→ **The task**
All of the material below is to be restated word for word, apart from the pictures.

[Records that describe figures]
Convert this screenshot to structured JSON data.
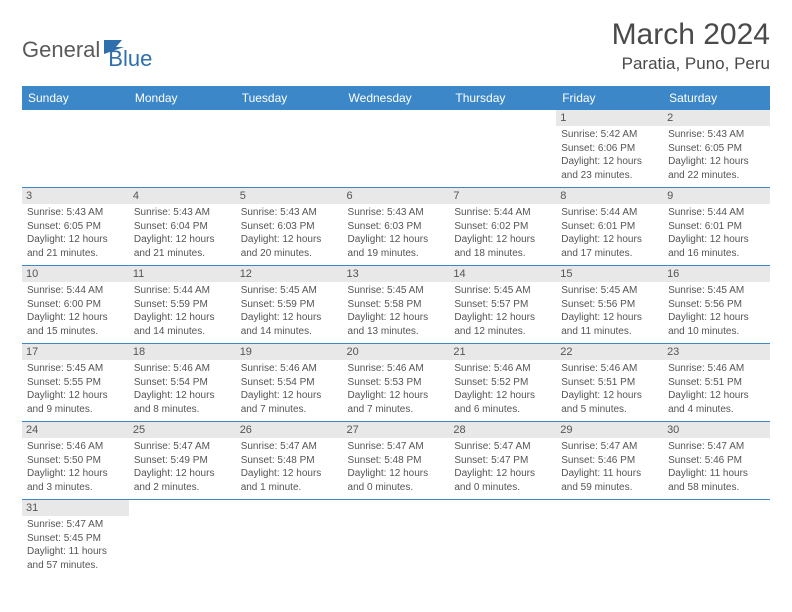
{
  "brand": {
    "part1": "General",
    "part2": "Blue"
  },
  "title": "March 2024",
  "location": "Paratia, Puno, Peru",
  "colors": {
    "header_bg": "#3b87c8",
    "header_text": "#ffffff",
    "daynum_bg": "#e8e8e8",
    "cell_border": "#3b87c8",
    "body_text": "#555555",
    "logo_gray": "#5a5a5a",
    "logo_blue": "#2f6fab"
  },
  "typography": {
    "title_fontsize": 30,
    "location_fontsize": 17,
    "weekday_fontsize": 12,
    "daynum_fontsize": 11,
    "cell_fontsize": 10
  },
  "weekdays": [
    "Sunday",
    "Monday",
    "Tuesday",
    "Wednesday",
    "Thursday",
    "Friday",
    "Saturday"
  ],
  "weeks": [
    [
      null,
      null,
      null,
      null,
      null,
      {
        "d": "1",
        "sr": "Sunrise: 5:42 AM",
        "ss": "Sunset: 6:06 PM",
        "dl1": "Daylight: 12 hours",
        "dl2": "and 23 minutes."
      },
      {
        "d": "2",
        "sr": "Sunrise: 5:43 AM",
        "ss": "Sunset: 6:05 PM",
        "dl1": "Daylight: 12 hours",
        "dl2": "and 22 minutes."
      }
    ],
    [
      {
        "d": "3",
        "sr": "Sunrise: 5:43 AM",
        "ss": "Sunset: 6:05 PM",
        "dl1": "Daylight: 12 hours",
        "dl2": "and 21 minutes."
      },
      {
        "d": "4",
        "sr": "Sunrise: 5:43 AM",
        "ss": "Sunset: 6:04 PM",
        "dl1": "Daylight: 12 hours",
        "dl2": "and 21 minutes."
      },
      {
        "d": "5",
        "sr": "Sunrise: 5:43 AM",
        "ss": "Sunset: 6:03 PM",
        "dl1": "Daylight: 12 hours",
        "dl2": "and 20 minutes."
      },
      {
        "d": "6",
        "sr": "Sunrise: 5:43 AM",
        "ss": "Sunset: 6:03 PM",
        "dl1": "Daylight: 12 hours",
        "dl2": "and 19 minutes."
      },
      {
        "d": "7",
        "sr": "Sunrise: 5:44 AM",
        "ss": "Sunset: 6:02 PM",
        "dl1": "Daylight: 12 hours",
        "dl2": "and 18 minutes."
      },
      {
        "d": "8",
        "sr": "Sunrise: 5:44 AM",
        "ss": "Sunset: 6:01 PM",
        "dl1": "Daylight: 12 hours",
        "dl2": "and 17 minutes."
      },
      {
        "d": "9",
        "sr": "Sunrise: 5:44 AM",
        "ss": "Sunset: 6:01 PM",
        "dl1": "Daylight: 12 hours",
        "dl2": "and 16 minutes."
      }
    ],
    [
      {
        "d": "10",
        "sr": "Sunrise: 5:44 AM",
        "ss": "Sunset: 6:00 PM",
        "dl1": "Daylight: 12 hours",
        "dl2": "and 15 minutes."
      },
      {
        "d": "11",
        "sr": "Sunrise: 5:44 AM",
        "ss": "Sunset: 5:59 PM",
        "dl1": "Daylight: 12 hours",
        "dl2": "and 14 minutes."
      },
      {
        "d": "12",
        "sr": "Sunrise: 5:45 AM",
        "ss": "Sunset: 5:59 PM",
        "dl1": "Daylight: 12 hours",
        "dl2": "and 14 minutes."
      },
      {
        "d": "13",
        "sr": "Sunrise: 5:45 AM",
        "ss": "Sunset: 5:58 PM",
        "dl1": "Daylight: 12 hours",
        "dl2": "and 13 minutes."
      },
      {
        "d": "14",
        "sr": "Sunrise: 5:45 AM",
        "ss": "Sunset: 5:57 PM",
        "dl1": "Daylight: 12 hours",
        "dl2": "and 12 minutes."
      },
      {
        "d": "15",
        "sr": "Sunrise: 5:45 AM",
        "ss": "Sunset: 5:56 PM",
        "dl1": "Daylight: 12 hours",
        "dl2": "and 11 minutes."
      },
      {
        "d": "16",
        "sr": "Sunrise: 5:45 AM",
        "ss": "Sunset: 5:56 PM",
        "dl1": "Daylight: 12 hours",
        "dl2": "and 10 minutes."
      }
    ],
    [
      {
        "d": "17",
        "sr": "Sunrise: 5:45 AM",
        "ss": "Sunset: 5:55 PM",
        "dl1": "Daylight: 12 hours",
        "dl2": "and 9 minutes."
      },
      {
        "d": "18",
        "sr": "Sunrise: 5:46 AM",
        "ss": "Sunset: 5:54 PM",
        "dl1": "Daylight: 12 hours",
        "dl2": "and 8 minutes."
      },
      {
        "d": "19",
        "sr": "Sunrise: 5:46 AM",
        "ss": "Sunset: 5:54 PM",
        "dl1": "Daylight: 12 hours",
        "dl2": "and 7 minutes."
      },
      {
        "d": "20",
        "sr": "Sunrise: 5:46 AM",
        "ss": "Sunset: 5:53 PM",
        "dl1": "Daylight: 12 hours",
        "dl2": "and 7 minutes."
      },
      {
        "d": "21",
        "sr": "Sunrise: 5:46 AM",
        "ss": "Sunset: 5:52 PM",
        "dl1": "Daylight: 12 hours",
        "dl2": "and 6 minutes."
      },
      {
        "d": "22",
        "sr": "Sunrise: 5:46 AM",
        "ss": "Sunset: 5:51 PM",
        "dl1": "Daylight: 12 hours",
        "dl2": "and 5 minutes."
      },
      {
        "d": "23",
        "sr": "Sunrise: 5:46 AM",
        "ss": "Sunset: 5:51 PM",
        "dl1": "Daylight: 12 hours",
        "dl2": "and 4 minutes."
      }
    ],
    [
      {
        "d": "24",
        "sr": "Sunrise: 5:46 AM",
        "ss": "Sunset: 5:50 PM",
        "dl1": "Daylight: 12 hours",
        "dl2": "and 3 minutes."
      },
      {
        "d": "25",
        "sr": "Sunrise: 5:47 AM",
        "ss": "Sunset: 5:49 PM",
        "dl1": "Daylight: 12 hours",
        "dl2": "and 2 minutes."
      },
      {
        "d": "26",
        "sr": "Sunrise: 5:47 AM",
        "ss": "Sunset: 5:48 PM",
        "dl1": "Daylight: 12 hours",
        "dl2": "and 1 minute."
      },
      {
        "d": "27",
        "sr": "Sunrise: 5:47 AM",
        "ss": "Sunset: 5:48 PM",
        "dl1": "Daylight: 12 hours",
        "dl2": "and 0 minutes."
      },
      {
        "d": "28",
        "sr": "Sunrise: 5:47 AM",
        "ss": "Sunset: 5:47 PM",
        "dl1": "Daylight: 12 hours",
        "dl2": "and 0 minutes."
      },
      {
        "d": "29",
        "sr": "Sunrise: 5:47 AM",
        "ss": "Sunset: 5:46 PM",
        "dl1": "Daylight: 11 hours",
        "dl2": "and 59 minutes."
      },
      {
        "d": "30",
        "sr": "Sunrise: 5:47 AM",
        "ss": "Sunset: 5:46 PM",
        "dl1": "Daylight: 11 hours",
        "dl2": "and 58 minutes."
      }
    ],
    [
      {
        "d": "31",
        "sr": "Sunrise: 5:47 AM",
        "ss": "Sunset: 5:45 PM",
        "dl1": "Daylight: 11 hours",
        "dl2": "and 57 minutes."
      },
      null,
      null,
      null,
      null,
      null,
      null
    ]
  ]
}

→ **Written answer**
Convert this screenshot to structured JSON data.
{
  "brand": {
    "part1": "General",
    "part2": "Blue"
  },
  "title": "March 2024",
  "location": "Paratia, Puno, Peru",
  "colors": {
    "header_bg": "#3b87c8",
    "header_text": "#ffffff",
    "daynum_bg": "#e8e8e8",
    "cell_border": "#3b87c8",
    "body_text": "#555555",
    "logo_gray": "#5a5a5a",
    "logo_blue": "#2f6fab"
  },
  "typography": {
    "title_fontsize": 30,
    "location_fontsize": 17,
    "weekday_fontsize": 12,
    "daynum_fontsize": 11,
    "cell_fontsize": 10
  },
  "weekdays": [
    "Sunday",
    "Monday",
    "Tuesday",
    "Wednesday",
    "Thursday",
    "Friday",
    "Saturday"
  ],
  "weeks": [
    [
      null,
      null,
      null,
      null,
      null,
      {
        "d": "1",
        "sr": "Sunrise: 5:42 AM",
        "ss": "Sunset: 6:06 PM",
        "dl1": "Daylight: 12 hours",
        "dl2": "and 23 minutes."
      },
      {
        "d": "2",
        "sr": "Sunrise: 5:43 AM",
        "ss": "Sunset: 6:05 PM",
        "dl1": "Daylight: 12 hours",
        "dl2": "and 22 minutes."
      }
    ],
    [
      {
        "d": "3",
        "sr": "Sunrise: 5:43 AM",
        "ss": "Sunset: 6:05 PM",
        "dl1": "Daylight: 12 hours",
        "dl2": "and 21 minutes."
      },
      {
        "d": "4",
        "sr": "Sunrise: 5:43 AM",
        "ss": "Sunset: 6:04 PM",
        "dl1": "Daylight: 12 hours",
        "dl2": "and 21 minutes."
      },
      {
        "d": "5",
        "sr": "Sunrise: 5:43 AM",
        "ss": "Sunset: 6:03 PM",
        "dl1": "Daylight: 12 hours",
        "dl2": "and 20 minutes."
      },
      {
        "d": "6",
        "sr": "Sunrise: 5:43 AM",
        "ss": "Sunset: 6:03 PM",
        "dl1": "Daylight: 12 hours",
        "dl2": "and 19 minutes."
      },
      {
        "d": "7",
        "sr": "Sunrise: 5:44 AM",
        "ss": "Sunset: 6:02 PM",
        "dl1": "Daylight: 12 hours",
        "dl2": "and 18 minutes."
      },
      {
        "d": "8",
        "sr": "Sunrise: 5:44 AM",
        "ss": "Sunset: 6:01 PM",
        "dl1": "Daylight: 12 hours",
        "dl2": "and 17 minutes."
      },
      {
        "d": "9",
        "sr": "Sunrise: 5:44 AM",
        "ss": "Sunset: 6:01 PM",
        "dl1": "Daylight: 12 hours",
        "dl2": "and 16 minutes."
      }
    ],
    [
      {
        "d": "10",
        "sr": "Sunrise: 5:44 AM",
        "ss": "Sunset: 6:00 PM",
        "dl1": "Daylight: 12 hours",
        "dl2": "and 15 minutes."
      },
      {
        "d": "11",
        "sr": "Sunrise: 5:44 AM",
        "ss": "Sunset: 5:59 PM",
        "dl1": "Daylight: 12 hours",
        "dl2": "and 14 minutes."
      },
      {
        "d": "12",
        "sr": "Sunrise: 5:45 AM",
        "ss": "Sunset: 5:59 PM",
        "dl1": "Daylight: 12 hours",
        "dl2": "and 14 minutes."
      },
      {
        "d": "13",
        "sr": "Sunrise: 5:45 AM",
        "ss": "Sunset: 5:58 PM",
        "dl1": "Daylight: 12 hours",
        "dl2": "and 13 minutes."
      },
      {
        "d": "14",
        "sr": "Sunrise: 5:45 AM",
        "ss": "Sunset: 5:57 PM",
        "dl1": "Daylight: 12 hours",
        "dl2": "and 12 minutes."
      },
      {
        "d": "15",
        "sr": "Sunrise: 5:45 AM",
        "ss": "Sunset: 5:56 PM",
        "dl1": "Daylight: 12 hours",
        "dl2": "and 11 minutes."
      },
      {
        "d": "16",
        "sr": "Sunrise: 5:45 AM",
        "ss": "Sunset: 5:56 PM",
        "dl1": "Daylight: 12 hours",
        "dl2": "and 10 minutes."
      }
    ],
    [
      {
        "d": "17",
        "sr": "Sunrise: 5:45 AM",
        "ss": "Sunset: 5:55 PM",
        "dl1": "Daylight: 12 hours",
        "dl2": "and 9 minutes."
      },
      {
        "d": "18",
        "sr": "Sunrise: 5:46 AM",
        "ss": "Sunset: 5:54 PM",
        "dl1": "Daylight: 12 hours",
        "dl2": "and 8 minutes."
      },
      {
        "d": "19",
        "sr": "Sunrise: 5:46 AM",
        "ss": "Sunset: 5:54 PM",
        "dl1": "Daylight: 12 hours",
        "dl2": "and 7 minutes."
      },
      {
        "d": "20",
        "sr": "Sunrise: 5:46 AM",
        "ss": "Sunset: 5:53 PM",
        "dl1": "Daylight: 12 hours",
        "dl2": "and 7 minutes."
      },
      {
        "d": "21",
        "sr": "Sunrise: 5:46 AM",
        "ss": "Sunset: 5:52 PM",
        "dl1": "Daylight: 12 hours",
        "dl2": "and 6 minutes."
      },
      {
        "d": "22",
        "sr": "Sunrise: 5:46 AM",
        "ss": "Sunset: 5:51 PM",
        "dl1": "Daylight: 12 hours",
        "dl2": "and 5 minutes."
      },
      {
        "d": "23",
        "sr": "Sunrise: 5:46 AM",
        "ss": "Sunset: 5:51 PM",
        "dl1": "Daylight: 12 hours",
        "dl2": "and 4 minutes."
      }
    ],
    [
      {
        "d": "24",
        "sr": "Sunrise: 5:46 AM",
        "ss": "Sunset: 5:50 PM",
        "dl1": "Daylight: 12 hours",
        "dl2": "and 3 minutes."
      },
      {
        "d": "25",
        "sr": "Sunrise: 5:47 AM",
        "ss": "Sunset: 5:49 PM",
        "dl1": "Daylight: 12 hours",
        "dl2": "and 2 minutes."
      },
      {
        "d": "26",
        "sr": "Sunrise: 5:47 AM",
        "ss": "Sunset: 5:48 PM",
        "dl1": "Daylight: 12 hours",
        "dl2": "and 1 minute."
      },
      {
        "d": "27",
        "sr": "Sunrise: 5:47 AM",
        "ss": "Sunset: 5:48 PM",
        "dl1": "Daylight: 12 hours",
        "dl2": "and 0 minutes."
      },
      {
        "d": "28",
        "sr": "Sunrise: 5:47 AM",
        "ss": "Sunset: 5:47 PM",
        "dl1": "Daylight: 12 hours",
        "dl2": "and 0 minutes."
      },
      {
        "d": "29",
        "sr": "Sunrise: 5:47 AM",
        "ss": "Sunset: 5:46 PM",
        "dl1": "Daylight: 11 hours",
        "dl2": "and 59 minutes."
      },
      {
        "d": "30",
        "sr": "Sunrise: 5:47 AM",
        "ss": "Sunset: 5:46 PM",
        "dl1": "Daylight: 11 hours",
        "dl2": "and 58 minutes."
      }
    ],
    [
      {
        "d": "31",
        "sr": "Sunrise: 5:47 AM",
        "ss": "Sunset: 5:45 PM",
        "dl1": "Daylight: 11 hours",
        "dl2": "and 57 minutes."
      },
      null,
      null,
      null,
      null,
      null,
      null
    ]
  ]
}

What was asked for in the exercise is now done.